EXERCISE AIM ▸ Search the records for "text". Copy every line where it appears.

RECORD EXTRACTS ▸
····················

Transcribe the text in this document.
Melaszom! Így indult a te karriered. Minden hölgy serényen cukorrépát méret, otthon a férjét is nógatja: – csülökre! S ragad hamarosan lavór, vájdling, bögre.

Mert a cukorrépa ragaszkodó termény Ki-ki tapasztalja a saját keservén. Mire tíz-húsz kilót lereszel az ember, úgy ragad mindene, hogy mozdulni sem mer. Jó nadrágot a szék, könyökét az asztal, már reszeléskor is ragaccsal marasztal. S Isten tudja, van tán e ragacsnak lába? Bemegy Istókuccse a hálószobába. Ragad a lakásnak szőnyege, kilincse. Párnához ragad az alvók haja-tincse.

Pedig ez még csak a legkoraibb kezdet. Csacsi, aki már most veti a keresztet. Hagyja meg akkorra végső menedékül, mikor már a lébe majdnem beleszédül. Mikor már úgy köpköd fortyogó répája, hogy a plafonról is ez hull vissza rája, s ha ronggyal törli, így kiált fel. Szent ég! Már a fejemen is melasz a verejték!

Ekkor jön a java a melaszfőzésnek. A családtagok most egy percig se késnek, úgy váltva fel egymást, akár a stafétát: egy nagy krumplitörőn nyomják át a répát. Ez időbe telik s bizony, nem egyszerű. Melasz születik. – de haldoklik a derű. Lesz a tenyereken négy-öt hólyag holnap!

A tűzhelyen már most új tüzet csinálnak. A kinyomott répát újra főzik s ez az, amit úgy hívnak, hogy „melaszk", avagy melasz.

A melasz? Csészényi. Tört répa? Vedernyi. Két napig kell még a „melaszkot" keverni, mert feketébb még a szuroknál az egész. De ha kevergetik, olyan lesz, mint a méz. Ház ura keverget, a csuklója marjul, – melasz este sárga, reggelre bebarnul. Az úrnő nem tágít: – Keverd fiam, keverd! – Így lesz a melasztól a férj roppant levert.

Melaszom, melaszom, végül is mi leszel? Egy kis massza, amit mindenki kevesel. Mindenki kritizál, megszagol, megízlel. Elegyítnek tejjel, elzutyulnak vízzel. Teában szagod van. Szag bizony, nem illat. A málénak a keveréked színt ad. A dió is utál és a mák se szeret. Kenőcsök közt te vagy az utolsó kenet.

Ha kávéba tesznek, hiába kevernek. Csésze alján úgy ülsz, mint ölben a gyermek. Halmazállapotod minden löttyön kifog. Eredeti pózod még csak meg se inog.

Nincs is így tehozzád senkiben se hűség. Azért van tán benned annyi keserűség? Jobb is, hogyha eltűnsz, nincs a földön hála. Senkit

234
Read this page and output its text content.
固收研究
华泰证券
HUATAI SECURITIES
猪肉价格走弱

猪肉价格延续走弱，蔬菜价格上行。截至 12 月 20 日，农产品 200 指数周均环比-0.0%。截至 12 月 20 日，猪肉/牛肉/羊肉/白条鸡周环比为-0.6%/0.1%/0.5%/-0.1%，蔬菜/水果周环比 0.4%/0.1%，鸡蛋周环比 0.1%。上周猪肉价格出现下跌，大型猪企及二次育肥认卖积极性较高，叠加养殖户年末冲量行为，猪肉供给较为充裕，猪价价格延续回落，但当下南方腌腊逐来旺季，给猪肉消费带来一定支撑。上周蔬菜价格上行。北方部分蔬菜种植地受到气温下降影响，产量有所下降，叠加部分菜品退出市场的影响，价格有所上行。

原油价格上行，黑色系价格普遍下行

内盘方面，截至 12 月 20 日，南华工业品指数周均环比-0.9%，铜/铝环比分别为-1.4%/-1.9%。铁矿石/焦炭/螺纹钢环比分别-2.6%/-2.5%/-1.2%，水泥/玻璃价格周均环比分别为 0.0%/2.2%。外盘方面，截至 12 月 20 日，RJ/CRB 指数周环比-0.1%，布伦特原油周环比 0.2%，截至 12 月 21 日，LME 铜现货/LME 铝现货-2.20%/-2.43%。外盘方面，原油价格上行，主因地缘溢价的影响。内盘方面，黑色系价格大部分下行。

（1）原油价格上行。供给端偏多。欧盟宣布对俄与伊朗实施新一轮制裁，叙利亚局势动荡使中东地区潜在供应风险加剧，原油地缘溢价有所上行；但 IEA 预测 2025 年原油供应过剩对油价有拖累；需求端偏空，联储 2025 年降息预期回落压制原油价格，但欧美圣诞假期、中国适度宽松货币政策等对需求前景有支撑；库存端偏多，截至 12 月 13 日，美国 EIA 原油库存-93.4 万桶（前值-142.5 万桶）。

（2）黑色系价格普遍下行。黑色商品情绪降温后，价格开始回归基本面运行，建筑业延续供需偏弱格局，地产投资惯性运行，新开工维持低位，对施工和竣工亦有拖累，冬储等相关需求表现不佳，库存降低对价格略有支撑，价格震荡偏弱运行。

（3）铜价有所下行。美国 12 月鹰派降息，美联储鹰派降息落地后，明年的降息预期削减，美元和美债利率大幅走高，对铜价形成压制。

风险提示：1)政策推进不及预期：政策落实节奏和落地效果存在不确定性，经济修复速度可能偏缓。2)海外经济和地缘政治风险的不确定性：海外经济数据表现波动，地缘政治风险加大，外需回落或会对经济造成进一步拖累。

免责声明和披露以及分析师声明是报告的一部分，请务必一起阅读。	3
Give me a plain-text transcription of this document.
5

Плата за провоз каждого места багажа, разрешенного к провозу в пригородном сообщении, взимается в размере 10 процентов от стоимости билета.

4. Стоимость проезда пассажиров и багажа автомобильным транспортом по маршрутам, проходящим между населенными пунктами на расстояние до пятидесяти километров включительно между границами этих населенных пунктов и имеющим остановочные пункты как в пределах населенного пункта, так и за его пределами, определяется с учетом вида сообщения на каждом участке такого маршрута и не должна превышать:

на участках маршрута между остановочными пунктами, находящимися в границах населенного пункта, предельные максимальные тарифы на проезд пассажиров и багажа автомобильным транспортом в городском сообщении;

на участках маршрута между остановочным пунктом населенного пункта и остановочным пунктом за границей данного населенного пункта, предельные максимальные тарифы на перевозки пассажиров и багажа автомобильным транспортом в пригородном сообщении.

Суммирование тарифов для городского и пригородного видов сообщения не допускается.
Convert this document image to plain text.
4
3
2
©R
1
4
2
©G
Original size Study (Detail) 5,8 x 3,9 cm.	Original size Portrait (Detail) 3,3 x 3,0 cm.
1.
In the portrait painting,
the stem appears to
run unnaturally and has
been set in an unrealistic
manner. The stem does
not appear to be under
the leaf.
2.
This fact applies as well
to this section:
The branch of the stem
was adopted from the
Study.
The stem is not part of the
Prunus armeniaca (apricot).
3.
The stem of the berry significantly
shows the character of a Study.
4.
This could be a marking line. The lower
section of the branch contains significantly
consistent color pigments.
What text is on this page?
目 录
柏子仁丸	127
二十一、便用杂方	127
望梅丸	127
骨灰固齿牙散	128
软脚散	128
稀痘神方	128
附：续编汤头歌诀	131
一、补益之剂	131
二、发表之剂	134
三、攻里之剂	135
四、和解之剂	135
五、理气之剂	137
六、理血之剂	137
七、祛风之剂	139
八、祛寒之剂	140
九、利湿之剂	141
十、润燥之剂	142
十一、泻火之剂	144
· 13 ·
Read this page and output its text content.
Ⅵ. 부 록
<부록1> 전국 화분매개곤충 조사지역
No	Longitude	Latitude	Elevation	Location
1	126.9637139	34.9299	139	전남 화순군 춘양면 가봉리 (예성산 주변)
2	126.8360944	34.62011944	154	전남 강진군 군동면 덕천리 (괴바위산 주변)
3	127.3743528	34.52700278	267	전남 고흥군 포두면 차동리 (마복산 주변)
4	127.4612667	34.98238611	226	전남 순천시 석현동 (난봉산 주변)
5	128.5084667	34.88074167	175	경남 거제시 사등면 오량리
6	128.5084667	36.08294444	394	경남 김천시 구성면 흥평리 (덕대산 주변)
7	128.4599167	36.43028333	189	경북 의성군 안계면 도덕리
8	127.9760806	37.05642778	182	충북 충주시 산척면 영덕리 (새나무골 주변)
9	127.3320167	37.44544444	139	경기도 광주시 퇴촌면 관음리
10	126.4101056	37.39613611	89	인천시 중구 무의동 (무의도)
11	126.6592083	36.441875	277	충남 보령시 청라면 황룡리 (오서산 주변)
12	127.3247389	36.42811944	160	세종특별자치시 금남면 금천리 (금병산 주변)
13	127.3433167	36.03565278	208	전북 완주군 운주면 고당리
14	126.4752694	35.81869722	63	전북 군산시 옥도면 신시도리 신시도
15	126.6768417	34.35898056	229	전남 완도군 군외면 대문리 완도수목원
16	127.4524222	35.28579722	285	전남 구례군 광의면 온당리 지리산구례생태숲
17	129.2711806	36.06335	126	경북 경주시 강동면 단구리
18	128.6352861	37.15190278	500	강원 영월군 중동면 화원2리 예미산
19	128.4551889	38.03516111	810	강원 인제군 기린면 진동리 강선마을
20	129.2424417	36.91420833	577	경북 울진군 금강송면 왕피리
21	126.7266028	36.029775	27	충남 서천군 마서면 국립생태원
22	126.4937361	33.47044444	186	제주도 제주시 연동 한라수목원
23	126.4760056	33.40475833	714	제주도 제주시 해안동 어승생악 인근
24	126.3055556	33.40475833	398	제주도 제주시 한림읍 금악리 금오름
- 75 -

····················

SOLUTION TO THE PROBLEM ▸
Transcribe the text in this document.
Read this page and output its text content.
Give me a plain-text transcription of this document.
Convert this document image to plain text.
What text is on this page?
Read this page and output its text content.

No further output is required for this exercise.